REQUEST:
Pull out every line below that holds the word "impianti".

STORED DATA:
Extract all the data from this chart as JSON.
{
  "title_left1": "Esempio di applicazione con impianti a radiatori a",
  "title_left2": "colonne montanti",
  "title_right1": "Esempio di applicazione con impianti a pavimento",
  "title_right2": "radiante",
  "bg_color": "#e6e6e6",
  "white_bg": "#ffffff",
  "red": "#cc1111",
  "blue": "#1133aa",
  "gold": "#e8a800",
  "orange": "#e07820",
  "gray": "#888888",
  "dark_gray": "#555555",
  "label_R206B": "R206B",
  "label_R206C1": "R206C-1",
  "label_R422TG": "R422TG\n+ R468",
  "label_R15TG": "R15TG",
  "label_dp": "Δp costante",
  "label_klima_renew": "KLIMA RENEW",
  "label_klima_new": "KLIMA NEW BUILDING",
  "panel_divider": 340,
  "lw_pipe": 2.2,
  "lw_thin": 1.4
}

ANSWER FOR THE TASK:
  "title_left1": "Esempio di applicazione con impianti a radiatori a",
  "title_right1": "Esempio di applicazione con impianti a pavimento",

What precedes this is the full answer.